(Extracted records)

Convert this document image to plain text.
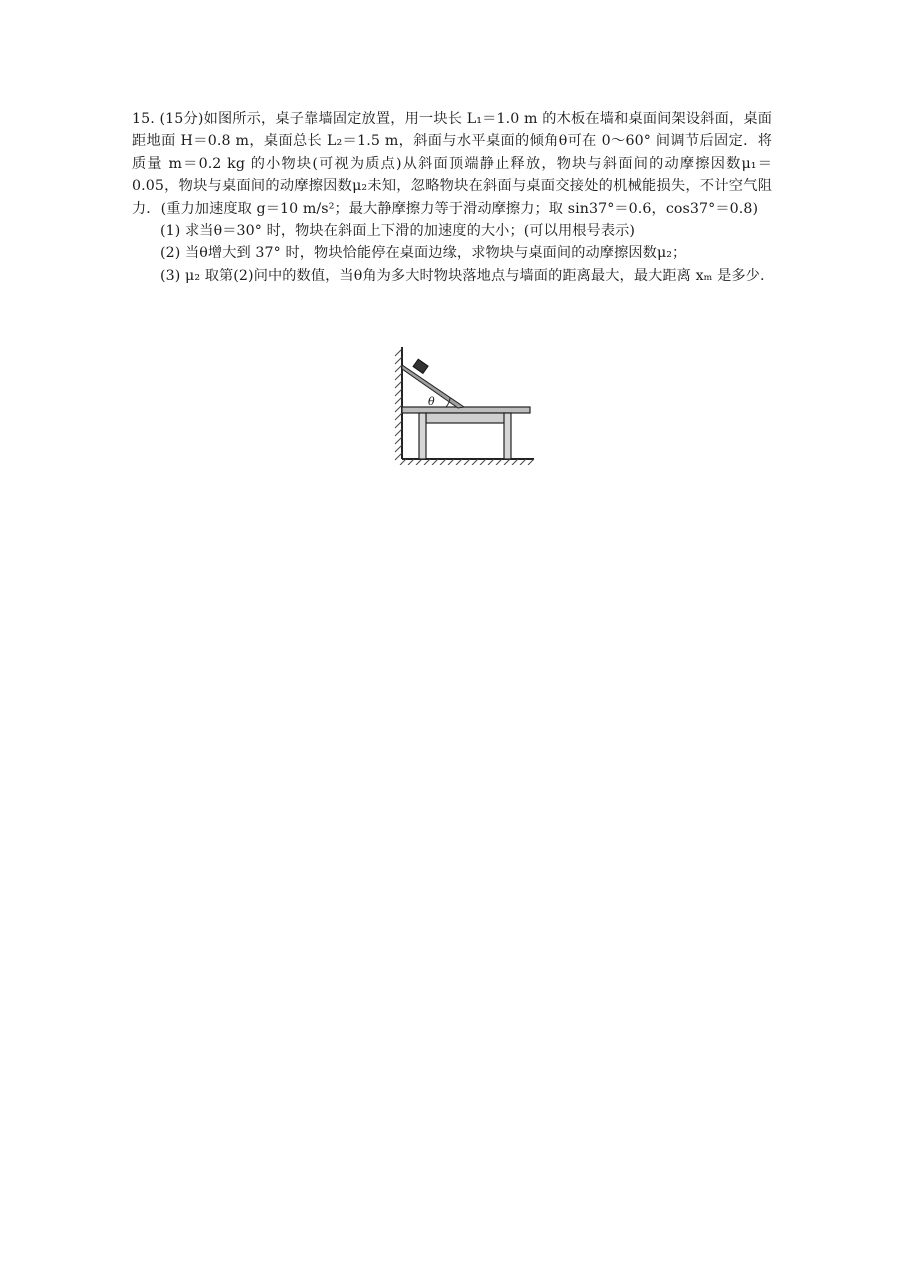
15. (15分)如图所示，桌子靠墙固定放置，用一块长 L₁＝1.0 m 的木板在墙和桌面间架设斜面，桌面距地面 H＝0.8 m，桌面总长 L₂＝1.5 m，斜面与水平桌面的倾角θ可在 0～60° 间调节后固定．将质量 m＝0.2 kg 的小物块(可视为质点)从斜面顶端静止释放，物块与斜面间的动摩擦因数μ₁＝0.05，物块与桌面间的动摩擦因数μ₂未知，忽略物块在斜面与桌面交接处的机械能损失，不计空气阻力．(重力加速度取 g＝10 m/s²；最大静摩擦力等于滑动摩擦力；取 sin37°＝0.6，cos37°＝0.8)

(1) 求当θ＝30° 时，物块在斜面上下滑的加速度的大小；(可以用根号表示)

(2) 当θ增大到 37° 时，物块恰能停在桌面边缘，求物块与桌面间的动摩擦因数μ₂；

(3) μ₂ 取第(2)问中的数值，当θ角为多大时物块落地点与墙面的距离最大，最大距离 xₘ 是多少.

θ
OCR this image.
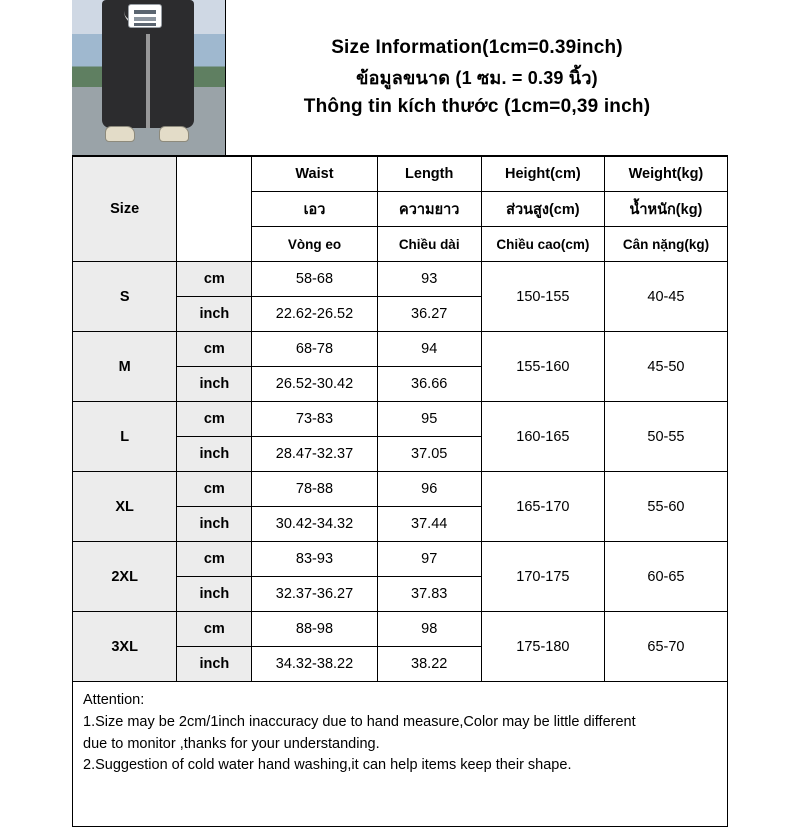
Size Information(1cm=0.39inch)
ข้อมูลขนาด (1 ซม. = 0.39 นิ้ว)
Thông tin kích thước (1cm=0,39 inch)
Size		Waist	Length	Height(cm)	Weight(kg)
		เอว	ความยาว	ส่วนสูง(cm)	น้ำหนัก(kg)
		Vòng eo	Chiều dài	Chiều cao(cm)	Cân nặng(kg)
S	cm	58-68	93	150-155	40-45
	inch	22.62-26.52	36.27		
M	cm	68-78	94	155-160	45-50
	inch	26.52-30.42	36.66		
L	cm	73-83	95	160-165	50-55
	inch	28.47-32.37	37.05		
XL	cm	78-88	96	165-170	55-60
	inch	30.42-34.32	37.44		
2XL	cm	83-93	97	170-175	60-65
	inch	32.37-36.27	37.83		
3XL	cm	88-98	98	175-180	65-70
	inch	34.32-38.22	38.22		
Attention:
1.Size may be 2cm/1inch inaccuracy due to hand measure,Color may be little different
due to monitor ,thanks for your understanding.
2.Suggestion of cold water hand washing,it can help items keep their shape.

* **Goal of the exercise**:
Return each line in the records that holds the string "Size".

* **Response below**:
Size Information(1cm=0.39inch)
Size		Waist	Length	Height(cm)	Weight(kg)
1.Size may be 2cm/1inch inaccuracy due to hand measure,Color may be little different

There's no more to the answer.